__READING TEXT__.
[start]
On 9 Mar 2007 16:57:03 -0800, "Will in New Haven"
<bill.reich@[EMAIL PROTECTED]
> wrote:
>Thanks, I can see that the definition you are using needs a word and
>"simulationist" was one choice. Not the choice I would have made but I
>can live with it. "Realism" doesn't really fit what I mean either or
>maybe it does. Rules that make recon by throwing yourselves at the
>enemy a good choice would make me itch just as badly as rules that
>said that the best way to aim your bow was to face away from the
>enemy. It is quite possible to play settings with highly unrealistic
>elements while preserving ordinary common-sense "realism" such as the
>idea that getting into a fight is committal and backing out after it
>starts, while not impossible, is generally risky.
Except that "common sense" can be based either on real life or on how
things work in various fictions - action movies, comicbooks, fantasy
novels, etc. Sometimes writers depart from reality in their fictional
descriptions because they don't know any better, but sometimes they do
so because it makes a better story.
For example, a lot of people "know" that pistol rounds are roughly
equal in deadliness to rifle rounds; this is "common sense" from James
Bond and all the other action movies they've seen. But anyone who is
clueful about real-world firearms knows that this simply isn't true -
rifle rounds are actually much deadlier.
[end]
__AIM OF THE EXERCISE__. According to the post on rules and realism, where do many people get the "common sense" idea that pistol rounds are about as deadly as rifle rounds? The items that come next are separate from the post and unrelated to it.

__INFORMATION SHOWN__.
[start]
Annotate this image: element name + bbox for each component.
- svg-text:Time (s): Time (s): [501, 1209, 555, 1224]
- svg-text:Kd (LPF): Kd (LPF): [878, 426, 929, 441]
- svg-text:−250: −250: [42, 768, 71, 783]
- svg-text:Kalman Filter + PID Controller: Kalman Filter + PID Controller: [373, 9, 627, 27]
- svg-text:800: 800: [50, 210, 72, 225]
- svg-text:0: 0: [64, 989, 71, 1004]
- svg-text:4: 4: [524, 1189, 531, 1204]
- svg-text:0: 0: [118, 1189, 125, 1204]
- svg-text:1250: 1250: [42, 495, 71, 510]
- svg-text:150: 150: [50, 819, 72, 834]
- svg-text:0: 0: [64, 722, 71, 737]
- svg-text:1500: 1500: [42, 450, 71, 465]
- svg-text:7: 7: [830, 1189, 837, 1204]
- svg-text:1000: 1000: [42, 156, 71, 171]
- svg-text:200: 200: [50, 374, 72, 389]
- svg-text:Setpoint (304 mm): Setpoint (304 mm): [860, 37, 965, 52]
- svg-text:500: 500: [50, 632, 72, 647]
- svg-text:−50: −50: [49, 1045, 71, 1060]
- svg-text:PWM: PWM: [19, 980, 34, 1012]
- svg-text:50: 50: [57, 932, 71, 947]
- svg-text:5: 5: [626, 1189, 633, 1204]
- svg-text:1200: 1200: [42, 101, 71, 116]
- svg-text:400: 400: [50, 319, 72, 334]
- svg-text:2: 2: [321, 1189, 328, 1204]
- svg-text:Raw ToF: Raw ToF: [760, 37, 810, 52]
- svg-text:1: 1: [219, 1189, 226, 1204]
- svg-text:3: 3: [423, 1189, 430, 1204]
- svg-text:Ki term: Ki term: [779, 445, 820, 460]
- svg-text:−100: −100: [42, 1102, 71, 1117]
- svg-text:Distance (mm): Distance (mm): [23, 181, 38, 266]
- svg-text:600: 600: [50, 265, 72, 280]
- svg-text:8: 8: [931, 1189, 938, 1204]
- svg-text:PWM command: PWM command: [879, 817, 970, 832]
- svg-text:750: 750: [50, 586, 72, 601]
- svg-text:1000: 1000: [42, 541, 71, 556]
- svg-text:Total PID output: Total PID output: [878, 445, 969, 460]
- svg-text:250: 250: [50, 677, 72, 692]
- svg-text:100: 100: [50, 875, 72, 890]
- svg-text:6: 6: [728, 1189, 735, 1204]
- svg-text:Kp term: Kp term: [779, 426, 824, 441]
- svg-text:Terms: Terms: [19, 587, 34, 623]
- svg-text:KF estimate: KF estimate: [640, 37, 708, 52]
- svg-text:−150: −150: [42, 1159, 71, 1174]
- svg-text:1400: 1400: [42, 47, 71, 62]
[end]
__RESPONSE BELOW__. From James Bond and the other action movies they've seen.